-- START EXTRACTED ENTRIES --

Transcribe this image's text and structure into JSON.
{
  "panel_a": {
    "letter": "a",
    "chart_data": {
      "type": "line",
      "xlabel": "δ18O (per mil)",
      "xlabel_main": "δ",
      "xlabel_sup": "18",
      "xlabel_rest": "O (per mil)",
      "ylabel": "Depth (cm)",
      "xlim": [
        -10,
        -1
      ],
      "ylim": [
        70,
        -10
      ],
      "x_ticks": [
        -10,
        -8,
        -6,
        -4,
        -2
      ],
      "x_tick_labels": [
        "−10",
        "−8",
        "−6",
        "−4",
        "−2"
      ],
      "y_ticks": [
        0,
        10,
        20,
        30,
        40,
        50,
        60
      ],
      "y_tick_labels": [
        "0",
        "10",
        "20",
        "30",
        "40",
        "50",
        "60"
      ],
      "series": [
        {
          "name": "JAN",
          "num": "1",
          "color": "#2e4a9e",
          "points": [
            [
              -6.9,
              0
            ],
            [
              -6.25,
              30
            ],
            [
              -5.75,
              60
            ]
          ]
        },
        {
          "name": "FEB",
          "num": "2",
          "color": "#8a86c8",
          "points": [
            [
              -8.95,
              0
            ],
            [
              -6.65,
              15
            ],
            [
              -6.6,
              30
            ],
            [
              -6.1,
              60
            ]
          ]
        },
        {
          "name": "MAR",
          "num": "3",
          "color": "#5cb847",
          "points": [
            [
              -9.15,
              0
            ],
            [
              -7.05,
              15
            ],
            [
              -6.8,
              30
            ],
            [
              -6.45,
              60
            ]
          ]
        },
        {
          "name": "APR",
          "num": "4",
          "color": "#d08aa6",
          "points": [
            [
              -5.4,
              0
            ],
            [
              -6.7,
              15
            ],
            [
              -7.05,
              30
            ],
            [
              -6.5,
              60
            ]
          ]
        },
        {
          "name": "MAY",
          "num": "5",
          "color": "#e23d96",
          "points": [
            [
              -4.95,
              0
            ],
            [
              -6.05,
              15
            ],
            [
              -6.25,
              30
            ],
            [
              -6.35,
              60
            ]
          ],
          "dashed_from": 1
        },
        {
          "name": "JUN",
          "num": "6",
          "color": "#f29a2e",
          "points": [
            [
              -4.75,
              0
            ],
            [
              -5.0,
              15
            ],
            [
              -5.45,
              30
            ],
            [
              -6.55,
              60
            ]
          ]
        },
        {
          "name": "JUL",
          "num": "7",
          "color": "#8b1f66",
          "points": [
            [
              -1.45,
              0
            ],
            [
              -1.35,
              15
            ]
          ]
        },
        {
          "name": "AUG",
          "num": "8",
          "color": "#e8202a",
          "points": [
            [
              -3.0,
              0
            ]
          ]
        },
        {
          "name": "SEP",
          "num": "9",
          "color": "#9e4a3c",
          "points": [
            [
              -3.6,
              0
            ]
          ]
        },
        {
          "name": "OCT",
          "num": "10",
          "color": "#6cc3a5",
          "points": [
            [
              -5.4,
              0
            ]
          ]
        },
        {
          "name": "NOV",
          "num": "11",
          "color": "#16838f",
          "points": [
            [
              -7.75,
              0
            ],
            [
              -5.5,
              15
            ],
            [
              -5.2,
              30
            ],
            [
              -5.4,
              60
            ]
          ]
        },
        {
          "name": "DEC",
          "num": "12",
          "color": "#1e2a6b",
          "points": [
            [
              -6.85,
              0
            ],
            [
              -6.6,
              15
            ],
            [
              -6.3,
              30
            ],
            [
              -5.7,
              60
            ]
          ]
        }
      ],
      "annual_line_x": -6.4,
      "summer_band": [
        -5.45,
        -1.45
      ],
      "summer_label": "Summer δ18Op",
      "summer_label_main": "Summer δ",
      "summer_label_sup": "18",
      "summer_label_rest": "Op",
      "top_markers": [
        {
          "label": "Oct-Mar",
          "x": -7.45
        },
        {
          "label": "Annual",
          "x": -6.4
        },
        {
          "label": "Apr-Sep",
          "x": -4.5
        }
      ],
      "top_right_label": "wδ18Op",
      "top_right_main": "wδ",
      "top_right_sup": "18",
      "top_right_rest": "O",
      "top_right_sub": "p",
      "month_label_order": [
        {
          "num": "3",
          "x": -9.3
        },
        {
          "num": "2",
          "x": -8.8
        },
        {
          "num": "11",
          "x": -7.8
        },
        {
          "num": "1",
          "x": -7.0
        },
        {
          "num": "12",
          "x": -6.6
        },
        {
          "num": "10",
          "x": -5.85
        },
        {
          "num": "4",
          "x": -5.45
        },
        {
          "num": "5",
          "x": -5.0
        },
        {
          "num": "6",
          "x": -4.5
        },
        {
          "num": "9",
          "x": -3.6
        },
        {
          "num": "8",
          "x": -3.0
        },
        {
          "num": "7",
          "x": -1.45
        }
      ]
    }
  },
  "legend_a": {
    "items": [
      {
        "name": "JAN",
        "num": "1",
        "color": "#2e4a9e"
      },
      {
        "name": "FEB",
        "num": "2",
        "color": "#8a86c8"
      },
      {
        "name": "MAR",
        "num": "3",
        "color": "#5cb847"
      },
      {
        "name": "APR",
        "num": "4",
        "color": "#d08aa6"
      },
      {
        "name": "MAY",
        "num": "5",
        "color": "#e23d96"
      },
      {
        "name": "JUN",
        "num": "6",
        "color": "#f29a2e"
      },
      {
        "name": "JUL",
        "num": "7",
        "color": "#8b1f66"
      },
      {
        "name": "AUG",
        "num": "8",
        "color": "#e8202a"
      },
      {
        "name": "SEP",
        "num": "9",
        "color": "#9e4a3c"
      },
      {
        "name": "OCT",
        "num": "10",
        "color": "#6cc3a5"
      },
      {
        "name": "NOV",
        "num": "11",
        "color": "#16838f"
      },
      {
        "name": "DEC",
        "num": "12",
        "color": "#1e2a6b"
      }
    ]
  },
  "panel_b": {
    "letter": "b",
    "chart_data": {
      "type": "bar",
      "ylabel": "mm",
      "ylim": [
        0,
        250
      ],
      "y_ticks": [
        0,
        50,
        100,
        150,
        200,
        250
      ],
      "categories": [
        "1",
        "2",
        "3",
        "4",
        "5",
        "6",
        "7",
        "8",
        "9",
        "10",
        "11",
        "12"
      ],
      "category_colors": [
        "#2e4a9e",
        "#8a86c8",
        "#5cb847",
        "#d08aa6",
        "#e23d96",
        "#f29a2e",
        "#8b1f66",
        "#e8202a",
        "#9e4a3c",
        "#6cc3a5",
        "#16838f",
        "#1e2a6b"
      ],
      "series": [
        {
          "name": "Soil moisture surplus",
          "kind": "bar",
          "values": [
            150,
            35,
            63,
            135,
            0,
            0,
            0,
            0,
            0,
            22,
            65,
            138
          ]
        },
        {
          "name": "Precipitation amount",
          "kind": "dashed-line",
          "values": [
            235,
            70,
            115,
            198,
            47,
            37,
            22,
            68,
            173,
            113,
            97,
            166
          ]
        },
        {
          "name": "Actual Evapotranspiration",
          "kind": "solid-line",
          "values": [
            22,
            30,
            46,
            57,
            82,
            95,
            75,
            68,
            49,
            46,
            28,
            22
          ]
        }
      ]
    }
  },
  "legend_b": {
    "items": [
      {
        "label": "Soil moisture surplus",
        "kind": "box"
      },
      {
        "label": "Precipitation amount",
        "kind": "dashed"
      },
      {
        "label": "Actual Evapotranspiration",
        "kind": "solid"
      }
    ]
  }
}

-- END EXTRACTED ENTRIES --

▸ **WHAT IS ASKED**
Your task is to return the full listing exactly as it was given.

▸ **FINISHED ANSWER**
Transcribe this image's text and structure into JSON.
{
  "panel_a": {
    "letter": "a",
    "chart_data": {
      "type": "line",
      "xlabel": "δ18O (per mil)",
      "xlabel_main": "δ",
      "xlabel_sup": "18",
      "xlabel_rest": "O (per mil)",
      "ylabel": "Depth (cm)",
      "xlim": [
        -10,
        -1
      ],
      "ylim": [
        70,
        -10
      ],
      "x_ticks": [
        -10,
        -8,
        -6,
        -4,
        -2
      ],
      "x_tick_labels": [
        "−10",
        "−8",
        "−6",
        "−4",
        "−2"
      ],
      "y_ticks": [
        0,
        10,
        20,
        30,
        40,
        50,
        60
      ],
      "y_tick_labels": [
        "0",
        "10",
        "20",
        "30",
        "40",
        "50",
        "60"
      ],
      "series": [
        {
          "name": "JAN",
          "num": "1",
          "color": "#2e4a9e",
          "points": [
            [
              -6.9,
              0
            ],
            [
              -6.25,
              30
            ],
            [
              -5.75,
              60
            ]
          ]
        },
        {
          "name": "FEB",
          "num": "2",
          "color": "#8a86c8",
          "points": [
            [
              -8.95,
              0
            ],
            [
              -6.65,
              15
            ],
            [
              -6.6,
              30
            ],
            [
              -6.1,
              60
            ]
          ]
        },
        {
          "name": "MAR",
          "num": "3",
          "color": "#5cb847",
          "points": [
            [
              -9.15,
              0
            ],
            [
              -7.05,
              15
            ],
            [
              -6.8,
              30
            ],
            [
              -6.45,
              60
            ]
          ]
        },
        {
          "name": "APR",
          "num": "4",
          "color": "#d08aa6",
          "points": [
            [
              -5.4,
              0
            ],
            [
              -6.7,
              15
            ],
            [
              -7.05,
              30
            ],
            [
              -6.5,
              60
            ]
          ]
        },
        {
          "name": "MAY",
          "num": "5",
          "color": "#e23d96",
          "points": [
            [
              -4.95,
              0
            ],
            [
              -6.05,
              15
            ],
            [
              -6.25,
              30
            ],
            [
              -6.35,
              60
            ]
          ],
          "dashed_from": 1
        },
        {
          "name": "JUN",
          "num": "6",
          "color": "#f29a2e",
          "points": [
            [
              -4.75,
              0
            ],
            [
              -5.0,
              15
            ],
            [
              -5.45,
              30
            ],
            [
              -6.55,
              60
            ]
          ]
        },
        {
          "name": "JUL",
          "num": "7",
          "color": "#8b1f66",
          "points": [
            [
              -1.45,
              0
            ],
            [
              -1.35,
              15
            ]
          ]
        },
        {
          "name": "AUG",
          "num": "8",
          "color": "#e8202a",
          "points": [
            [
              -3.0,
              0
            ]
          ]
        },
        {
          "name": "SEP",
          "num": "9",
          "color": "#9e4a3c",
          "points": [
            [
              -3.6,
              0
            ]
          ]
        },
        {
          "name": "OCT",
          "num": "10",
          "color": "#6cc3a5",
          "points": [
            [
              -5.4,
              0
            ]
          ]
        },
        {
          "name": "NOV",
          "num": "11",
          "color": "#16838f",
          "points": [
            [
              -7.75,
              0
            ],
            [
              -5.5,
              15
            ],
            [
              -5.2,
              30
            ],
            [
              -5.4,
              60
            ]
          ]
        },
        {
          "name": "DEC",
          "num": "12",
          "color": "#1e2a6b",
          "points": [
            [
              -6.85,
              0
            ],
            [
              -6.6,
              15
            ],
            [
              -6.3,
              30
            ],
            [
              -5.7,
              60
            ]
          ]
        }
      ],
      "annual_line_x": -6.4,
      "summer_band": [
        -5.45,
        -1.45
      ],
      "summer_label": "Summer δ18Op",
      "summer_label_main": "Summer δ",
      "summer_label_sup": "18",
      "summer_label_rest": "Op",
      "top_markers": [
        {
          "label": "Oct-Mar",
          "x": -7.45
        },
        {
          "label": "Annual",
          "x": -6.4
        },
        {
          "label": "Apr-Sep",
          "x": -4.5
        }
      ],
      "top_right_label": "wδ18Op",
      "top_right_main": "wδ",
      "top_right_sup": "18",
      "top_right_rest": "O",
      "top_right_sub": "p",
      "month_label_order": [
        {
          "num": "3",
          "x": -9.3
        },
        {
          "num": "2",
          "x": -8.8
        },
        {
          "num": "11",
          "x": -7.8
        },
        {
          "num": "1",
          "x": -7.0
        },
        {
          "num": "12",
          "x": -6.6
        },
        {
          "num": "10",
          "x": -5.85
        },
        {
          "num": "4",
          "x": -5.45
        },
        {
          "num": "5",
          "x": -5.0
        },
        {
          "num": "6",
          "x": -4.5
        },
        {
          "num": "9",
          "x": -3.6
        },
        {
          "num": "8",
          "x": -3.0
        },
        {
          "num": "7",
          "x": -1.45
        }
      ]
    }
  },
  "legend_a": {
    "items": [
      {
        "name": "JAN",
        "num": "1",
        "color": "#2e4a9e"
      },
      {
        "name": "FEB",
        "num": "2",
        "color": "#8a86c8"
      },
      {
        "name": "MAR",
        "num": "3",
        "color": "#5cb847"
      },
      {
        "name": "APR",
        "num": "4",
        "color": "#d08aa6"
      },
      {
        "name": "MAY",
        "num": "5",
        "color": "#e23d96"
      },
      {
        "name": "JUN",
        "num": "6",
        "color": "#f29a2e"
      },
      {
        "name": "JUL",
        "num": "7",
        "color": "#8b1f66"
      },
      {
        "name": "AUG",
        "num": "8",
        "color": "#e8202a"
      },
      {
        "name": "SEP",
        "num": "9",
        "color": "#9e4a3c"
      },
      {
        "name": "OCT",
        "num": "10",
        "color": "#6cc3a5"
      },
      {
        "name": "NOV",
        "num": "11",
        "color": "#16838f"
      },
      {
        "name": "DEC",
        "num": "12",
        "color": "#1e2a6b"
      }
    ]
  },
  "panel_b": {
    "letter": "b",
    "chart_data": {
      "type": "bar",
      "ylabel": "mm",
      "ylim": [
        0,
        250
      ],
      "y_ticks": [
        0,
        50,
        100,
        150,
        200,
        250
      ],
      "categories": [
        "1",
        "2",
        "3",
        "4",
        "5",
        "6",
        "7",
        "8",
        "9",
        "10",
        "11",
        "12"
      ],
      "category_colors": [
        "#2e4a9e",
        "#8a86c8",
        "#5cb847",
        "#d08aa6",
        "#e23d96",
        "#f29a2e",
        "#8b1f66",
        "#e8202a",
        "#9e4a3c",
        "#6cc3a5",
        "#16838f",
        "#1e2a6b"
      ],
      "series": [
        {
          "name": "Soil moisture surplus",
          "kind": "bar",
          "values": [
            150,
            35,
            63,
            135,
            0,
            0,
            0,
            0,
            0,
            22,
            65,
            138
          ]
        },
        {
          "name": "Precipitation amount",
          "kind": "dashed-line",
          "values": [
            235,
            70,
            115,
            198,
            47,
            37,
            22,
            68,
            173,
            113,
            97,
            166
          ]
        },
        {
          "name": "Actual Evapotranspiration",
          "kind": "solid-line",
          "values": [
            22,
            30,
            46,
            57,
            82,
            95,
            75,
            68,
            49,
            46,
            28,
            22
          ]
        }
      ]
    }
  },
  "legend_b": {
    "items": [
      {
        "label": "Soil moisture surplus",
        "kind": "box"
      },
      {
        "label": "Precipitation amount",
        "kind": "dashed"
      },
      {
        "label": "Actual Evapotranspiration",
        "kind": "solid"
      }
    ]
  }
}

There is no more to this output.